**LISTING:**
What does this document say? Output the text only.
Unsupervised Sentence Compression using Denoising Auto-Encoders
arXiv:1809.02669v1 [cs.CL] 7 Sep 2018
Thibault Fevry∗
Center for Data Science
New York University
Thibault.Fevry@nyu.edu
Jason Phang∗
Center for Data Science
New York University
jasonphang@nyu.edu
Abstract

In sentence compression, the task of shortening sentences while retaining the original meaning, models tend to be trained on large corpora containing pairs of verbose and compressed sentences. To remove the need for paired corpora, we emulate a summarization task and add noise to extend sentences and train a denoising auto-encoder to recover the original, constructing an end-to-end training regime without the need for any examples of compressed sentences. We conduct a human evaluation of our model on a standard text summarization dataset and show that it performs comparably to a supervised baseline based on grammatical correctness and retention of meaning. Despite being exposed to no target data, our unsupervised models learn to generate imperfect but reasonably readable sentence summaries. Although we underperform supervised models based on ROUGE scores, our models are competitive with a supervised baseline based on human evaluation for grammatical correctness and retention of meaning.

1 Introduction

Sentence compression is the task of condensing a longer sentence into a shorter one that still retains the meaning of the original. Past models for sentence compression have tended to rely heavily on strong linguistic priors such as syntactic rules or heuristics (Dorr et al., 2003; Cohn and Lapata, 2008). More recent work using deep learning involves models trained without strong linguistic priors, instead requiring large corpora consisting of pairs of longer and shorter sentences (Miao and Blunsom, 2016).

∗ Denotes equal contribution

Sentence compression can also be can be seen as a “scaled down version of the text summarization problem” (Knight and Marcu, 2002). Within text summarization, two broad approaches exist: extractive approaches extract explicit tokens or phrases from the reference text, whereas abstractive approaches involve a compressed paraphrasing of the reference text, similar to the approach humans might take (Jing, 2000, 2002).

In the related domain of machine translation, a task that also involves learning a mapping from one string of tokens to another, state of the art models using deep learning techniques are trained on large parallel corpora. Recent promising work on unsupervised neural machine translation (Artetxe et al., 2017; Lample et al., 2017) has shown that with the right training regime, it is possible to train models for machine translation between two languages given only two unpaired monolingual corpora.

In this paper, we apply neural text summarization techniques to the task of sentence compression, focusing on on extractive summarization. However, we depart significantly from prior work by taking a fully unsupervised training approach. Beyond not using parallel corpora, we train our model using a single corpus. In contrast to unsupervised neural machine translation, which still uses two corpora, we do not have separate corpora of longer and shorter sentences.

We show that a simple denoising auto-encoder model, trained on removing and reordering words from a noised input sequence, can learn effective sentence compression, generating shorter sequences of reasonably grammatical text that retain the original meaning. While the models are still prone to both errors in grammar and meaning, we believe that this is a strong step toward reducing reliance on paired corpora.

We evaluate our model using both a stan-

**EXERCISE AIM:** Output the records exactly, including every line.

**ANSWER IN FULL:**
What does this document say? Output the text only.
Unsupervised Sentence Compression using Denoising Auto-Encoders
arXiv:1809.02669v1 [cs.CL] 7 Sep 2018
Thibault Fevry∗
Center for Data Science
New York University
Thibault.Fevry@nyu.edu
Jason Phang∗
Center for Data Science
New York University
jasonphang@nyu.edu
Abstract

In sentence compression, the task of shortening sentences while retaining the original meaning, models tend to be trained on large corpora containing pairs of verbose and compressed sentences. To remove the need for paired corpora, we emulate a summarization task and add noise to extend sentences and train a denoising auto-encoder to recover the original, constructing an end-to-end training regime without the need for any examples of compressed sentences. We conduct a human evaluation of our model on a standard text summarization dataset and show that it performs comparably to a supervised baseline based on grammatical correctness and retention of meaning. Despite being exposed to no target data, our unsupervised models learn to generate imperfect but reasonably readable sentence summaries. Although we underperform supervised models based on ROUGE scores, our models are competitive with a supervised baseline based on human evaluation for grammatical correctness and retention of meaning.

1 Introduction

Sentence compression is the task of condensing a longer sentence into a shorter one that still retains the meaning of the original. Past models for sentence compression have tended to rely heavily on strong linguistic priors such as syntactic rules or heuristics (Dorr et al., 2003; Cohn and Lapata, 2008). More recent work using deep learning involves models trained without strong linguistic priors, instead requiring large corpora consisting of pairs of longer and shorter sentences (Miao and Blunsom, 2016).

∗ Denotes equal contribution

Sentence compression can also be can be seen as a “scaled down version of the text summarization problem” (Knight and Marcu, 2002). Within text summarization, two broad approaches exist: extractive approaches extract explicit tokens or phrases from the reference text, whereas abstractive approaches involve a compressed paraphrasing of the reference text, similar to the approach humans might take (Jing, 2000, 2002).

In the related domain of machine translation, a task that also involves learning a mapping from one string of tokens to another, state of the art models using deep learning techniques are trained on large parallel corpora. Recent promising work on unsupervised neural machine translation (Artetxe et al., 2017; Lample et al., 2017) has shown that with the right training regime, it is possible to train models for machine translation between two languages given only two unpaired monolingual corpora.

In this paper, we apply neural text summarization techniques to the task of sentence compression, focusing on on extractive summarization. However, we depart significantly from prior work by taking a fully unsupervised training approach. Beyond not using parallel corpora, we train our model using a single corpus. In contrast to unsupervised neural machine translation, which still uses two corpora, we do not have separate corpora of longer and shorter sentences.

We show that a simple denoising auto-encoder model, trained on removing and reordering words from a noised input sequence, can learn effective sentence compression, generating shorter sequences of reasonably grammatical text that retain the original meaning. While the models are still prone to both errors in grammar and meaning, we believe that this is a strong step toward reducing reliance on paired corpora.

We evaluate our model using both a stan-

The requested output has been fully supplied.